EXTRACTED INFORMATION:
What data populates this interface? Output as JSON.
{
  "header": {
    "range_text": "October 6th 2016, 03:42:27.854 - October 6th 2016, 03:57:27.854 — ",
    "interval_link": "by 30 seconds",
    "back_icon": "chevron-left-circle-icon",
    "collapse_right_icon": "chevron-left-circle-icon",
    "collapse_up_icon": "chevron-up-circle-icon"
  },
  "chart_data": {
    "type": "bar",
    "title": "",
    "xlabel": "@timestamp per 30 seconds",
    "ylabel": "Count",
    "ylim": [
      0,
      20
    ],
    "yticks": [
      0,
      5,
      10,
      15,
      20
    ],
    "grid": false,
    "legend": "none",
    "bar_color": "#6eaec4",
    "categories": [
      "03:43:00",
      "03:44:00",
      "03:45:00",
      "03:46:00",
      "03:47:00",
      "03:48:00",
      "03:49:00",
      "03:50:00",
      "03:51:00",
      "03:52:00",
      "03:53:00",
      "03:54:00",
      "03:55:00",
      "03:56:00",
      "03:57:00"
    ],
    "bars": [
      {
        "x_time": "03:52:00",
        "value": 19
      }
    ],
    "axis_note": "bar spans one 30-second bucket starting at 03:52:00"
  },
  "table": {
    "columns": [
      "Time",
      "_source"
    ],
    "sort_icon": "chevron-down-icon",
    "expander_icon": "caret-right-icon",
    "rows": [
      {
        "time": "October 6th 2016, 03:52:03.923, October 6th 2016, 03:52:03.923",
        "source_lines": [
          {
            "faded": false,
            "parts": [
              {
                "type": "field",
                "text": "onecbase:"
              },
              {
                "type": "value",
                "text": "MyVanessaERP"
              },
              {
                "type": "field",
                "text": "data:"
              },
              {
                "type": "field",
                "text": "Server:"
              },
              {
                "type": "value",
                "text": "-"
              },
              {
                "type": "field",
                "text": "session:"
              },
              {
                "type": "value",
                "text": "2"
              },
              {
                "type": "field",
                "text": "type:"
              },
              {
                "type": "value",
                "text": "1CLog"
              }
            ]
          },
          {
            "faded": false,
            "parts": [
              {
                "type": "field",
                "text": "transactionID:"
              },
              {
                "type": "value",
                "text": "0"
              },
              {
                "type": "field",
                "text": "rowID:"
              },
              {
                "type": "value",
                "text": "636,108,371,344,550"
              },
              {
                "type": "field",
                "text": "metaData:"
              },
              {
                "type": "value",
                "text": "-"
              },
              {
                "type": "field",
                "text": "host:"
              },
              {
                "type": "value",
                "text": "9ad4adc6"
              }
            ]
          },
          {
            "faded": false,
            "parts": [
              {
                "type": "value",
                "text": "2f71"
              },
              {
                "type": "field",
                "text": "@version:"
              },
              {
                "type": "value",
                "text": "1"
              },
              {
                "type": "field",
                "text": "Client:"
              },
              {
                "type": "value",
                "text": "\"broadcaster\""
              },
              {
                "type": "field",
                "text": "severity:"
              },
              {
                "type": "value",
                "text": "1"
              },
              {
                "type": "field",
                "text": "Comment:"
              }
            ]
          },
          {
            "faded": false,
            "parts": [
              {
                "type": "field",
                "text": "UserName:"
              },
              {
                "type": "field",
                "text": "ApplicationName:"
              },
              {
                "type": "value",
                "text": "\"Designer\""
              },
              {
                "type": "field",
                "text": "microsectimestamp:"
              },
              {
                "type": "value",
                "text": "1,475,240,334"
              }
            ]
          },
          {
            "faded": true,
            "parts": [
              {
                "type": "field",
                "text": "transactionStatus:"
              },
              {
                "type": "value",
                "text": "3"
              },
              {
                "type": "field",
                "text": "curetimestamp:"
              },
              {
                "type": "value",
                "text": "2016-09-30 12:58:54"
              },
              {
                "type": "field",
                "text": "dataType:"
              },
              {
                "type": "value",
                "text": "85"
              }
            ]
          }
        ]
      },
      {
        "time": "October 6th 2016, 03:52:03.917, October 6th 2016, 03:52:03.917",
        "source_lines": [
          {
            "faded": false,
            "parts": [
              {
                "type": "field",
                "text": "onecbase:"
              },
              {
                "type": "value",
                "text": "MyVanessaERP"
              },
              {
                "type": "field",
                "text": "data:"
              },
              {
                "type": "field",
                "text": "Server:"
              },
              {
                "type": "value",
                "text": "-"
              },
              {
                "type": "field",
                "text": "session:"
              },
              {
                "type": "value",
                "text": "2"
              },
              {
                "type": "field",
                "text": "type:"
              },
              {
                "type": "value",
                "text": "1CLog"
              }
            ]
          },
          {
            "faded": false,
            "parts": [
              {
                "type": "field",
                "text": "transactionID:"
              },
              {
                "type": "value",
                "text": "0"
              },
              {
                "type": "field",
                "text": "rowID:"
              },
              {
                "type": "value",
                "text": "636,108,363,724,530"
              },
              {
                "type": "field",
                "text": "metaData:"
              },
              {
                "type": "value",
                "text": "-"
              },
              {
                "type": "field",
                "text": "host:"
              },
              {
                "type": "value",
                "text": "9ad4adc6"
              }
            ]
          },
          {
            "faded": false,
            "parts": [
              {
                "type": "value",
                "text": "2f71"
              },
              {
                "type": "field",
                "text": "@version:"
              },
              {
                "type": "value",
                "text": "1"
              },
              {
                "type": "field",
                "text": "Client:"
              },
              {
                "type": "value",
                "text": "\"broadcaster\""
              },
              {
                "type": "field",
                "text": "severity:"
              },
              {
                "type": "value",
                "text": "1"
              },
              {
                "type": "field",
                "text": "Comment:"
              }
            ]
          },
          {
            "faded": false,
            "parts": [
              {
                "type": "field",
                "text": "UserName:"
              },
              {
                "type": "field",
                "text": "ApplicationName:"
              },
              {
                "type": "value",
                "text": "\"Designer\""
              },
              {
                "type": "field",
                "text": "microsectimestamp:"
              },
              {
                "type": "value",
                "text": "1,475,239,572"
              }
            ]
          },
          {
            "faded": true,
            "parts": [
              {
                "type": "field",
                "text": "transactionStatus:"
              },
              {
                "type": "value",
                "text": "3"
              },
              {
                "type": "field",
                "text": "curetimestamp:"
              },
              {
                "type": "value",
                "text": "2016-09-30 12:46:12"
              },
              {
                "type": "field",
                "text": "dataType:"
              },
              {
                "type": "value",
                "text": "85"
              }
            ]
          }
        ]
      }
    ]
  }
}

AIM OF THE EXERCISE: Print every record exactly as it was given.

WRITTEN REPLY:
What data populates this interface? Output as JSON.
{
  "header": {
    "range_text": "October 6th 2016, 03:42:27.854 - October 6th 2016, 03:57:27.854 — ",
    "interval_link": "by 30 seconds",
    "back_icon": "chevron-left-circle-icon",
    "collapse_right_icon": "chevron-left-circle-icon",
    "collapse_up_icon": "chevron-up-circle-icon"
  },
  "chart_data": {
    "type": "bar",
    "title": "",
    "xlabel": "@timestamp per 30 seconds",
    "ylabel": "Count",
    "ylim": [
      0,
      20
    ],
    "yticks": [
      0,
      5,
      10,
      15,
      20
    ],
    "grid": false,
    "legend": "none",
    "bar_color": "#6eaec4",
    "categories": [
      "03:43:00",
      "03:44:00",
      "03:45:00",
      "03:46:00",
      "03:47:00",
      "03:48:00",
      "03:49:00",
      "03:50:00",
      "03:51:00",
      "03:52:00",
      "03:53:00",
      "03:54:00",
      "03:55:00",
      "03:56:00",
      "03:57:00"
    ],
    "bars": [
      {
        "x_time": "03:52:00",
        "value": 19
      }
    ],
    "axis_note": "bar spans one 30-second bucket starting at 03:52:00"
  },
  "table": {
    "columns": [
      "Time",
      "_source"
    ],
    "sort_icon": "chevron-down-icon",
    "expander_icon": "caret-right-icon",
    "rows": [
      {
        "time": "October 6th 2016, 03:52:03.923, October 6th 2016, 03:52:03.923",
        "source_lines": [
          {
            "faded": false,
            "parts": [
              {
                "type": "field",
                "text": "onecbase:"
              },
              {
                "type": "value",
                "text": "MyVanessaERP"
              },
              {
                "type": "field",
                "text": "data:"
              },
              {
                "type": "field",
                "text": "Server:"
              },
              {
                "type": "value",
                "text": "-"
              },
              {
                "type": "field",
                "text": "session:"
              },
              {
                "type": "value",
                "text": "2"
              },
              {
                "type": "field",
                "text": "type:"
              },
              {
                "type": "value",
                "text": "1CLog"
              }
            ]
          },
          {
            "faded": false,
            "parts": [
              {
                "type": "field",
                "text": "transactionID:"
              },
              {
                "type": "value",
                "text": "0"
              },
              {
                "type": "field",
                "text": "rowID:"
              },
              {
                "type": "value",
                "text": "636,108,371,344,550"
              },
              {
                "type": "field",
                "text": "metaData:"
              },
              {
                "type": "value",
                "text": "-"
              },
              {
                "type": "field",
                "text": "host:"
              },
              {
                "type": "value",
                "text": "9ad4adc6"
              }
            ]
          },
          {
            "faded": false,
            "parts": [
              {
                "type": "value",
                "text": "2f71"
              },
              {
                "type": "field",
                "text": "@version:"
              },
              {
                "type": "value",
                "text": "1"
              },
              {
                "type": "field",
                "text": "Client:"
              },
              {
                "type": "value",
                "text": "\"broadcaster\""
              },
              {
                "type": "field",
                "text": "severity:"
              },
              {
                "type": "value",
                "text": "1"
              },
              {
                "type": "field",
                "text": "Comment:"
              }
            ]
          },
          {
            "faded": false,
            "parts": [
              {
                "type": "field",
                "text": "UserName:"
              },
              {
                "type": "field",
                "text": "ApplicationName:"
              },
              {
                "type": "value",
                "text": "\"Designer\""
              },
              {
                "type": "field",
                "text": "microsectimestamp:"
              },
              {
                "type": "value",
                "text": "1,475,240,334"
              }
            ]
          },
          {
            "faded": true,
            "parts": [
              {
                "type": "field",
                "text": "transactionStatus:"
              },
              {
                "type": "value",
                "text": "3"
              },
              {
                "type": "field",
                "text": "curetimestamp:"
              },
              {
                "type": "value",
                "text": "2016-09-30 12:58:54"
              },
              {
                "type": "field",
                "text": "dataType:"
              },
              {
                "type": "value",
                "text": "85"
              }
            ]
          }
        ]
      },
      {
        "time": "October 6th 2016, 03:52:03.917, October 6th 2016, 03:52:03.917",
        "source_lines": [
          {
            "faded": false,
            "parts": [
              {
                "type": "field",
                "text": "onecbase:"
              },
              {
                "type": "value",
                "text": "MyVanessaERP"
              },
              {
                "type": "field",
                "text": "data:"
              },
              {
                "type": "field",
                "text": "Server:"
              },
              {
                "type": "value",
                "text": "-"
              },
              {
                "type": "field",
                "text": "session:"
              },
              {
                "type": "value",
                "text": "2"
              },
              {
                "type": "field",
                "text": "type:"
              },
              {
                "type": "value",
                "text": "1CLog"
              }
            ]
          },
          {
            "faded": false,
            "parts": [
              {
                "type": "field",
                "text": "transactionID:"
              },
              {
                "type": "value",
                "text": "0"
              },
              {
                "type": "field",
                "text": "rowID:"
              },
              {
                "type": "value",
                "text": "636,108,363,724,530"
              },
              {
                "type": "field",
                "text": "metaData:"
              },
              {
                "type": "value",
                "text": "-"
              },
              {
                "type": "field",
                "text": "host:"
              },
              {
                "type": "value",
                "text": "9ad4adc6"
              }
            ]
          },
          {
            "faded": false,
            "parts": [
              {
                "type": "value",
                "text": "2f71"
              },
              {
                "type": "field",
                "text": "@version:"
              },
              {
                "type": "value",
                "text": "1"
              },
              {
                "type": "field",
                "text": "Client:"
              },
              {
                "type": "value",
                "text": "\"broadcaster\""
              },
              {
                "type": "field",
                "text": "severity:"
              },
              {
                "type": "value",
                "text": "1"
              },
              {
                "type": "field",
                "text": "Comment:"
              }
            ]
          },
          {
            "faded": false,
            "parts": [
              {
                "type": "field",
                "text": "UserName:"
              },
              {
                "type": "field",
                "text": "ApplicationName:"
              },
              {
                "type": "value",
                "text": "\"Designer\""
              },
              {
                "type": "field",
                "text": "microsectimestamp:"
              },
              {
                "type": "value",
                "text": "1,475,239,572"
              }
            ]
          },
          {
            "faded": true,
            "parts": [
              {
                "type": "field",
                "text": "transactionStatus:"
              },
              {
                "type": "value",
                "text": "3"
              },
              {
                "type": "field",
                "text": "curetimestamp:"
              },
              {
                "type": "value",
                "text": "2016-09-30 12:46:12"
              },
              {
                "type": "field",
                "text": "dataType:"
              },
              {
                "type": "value",
                "text": "85"
              }
            ]
          }
        ]
      }
    ]
  }
}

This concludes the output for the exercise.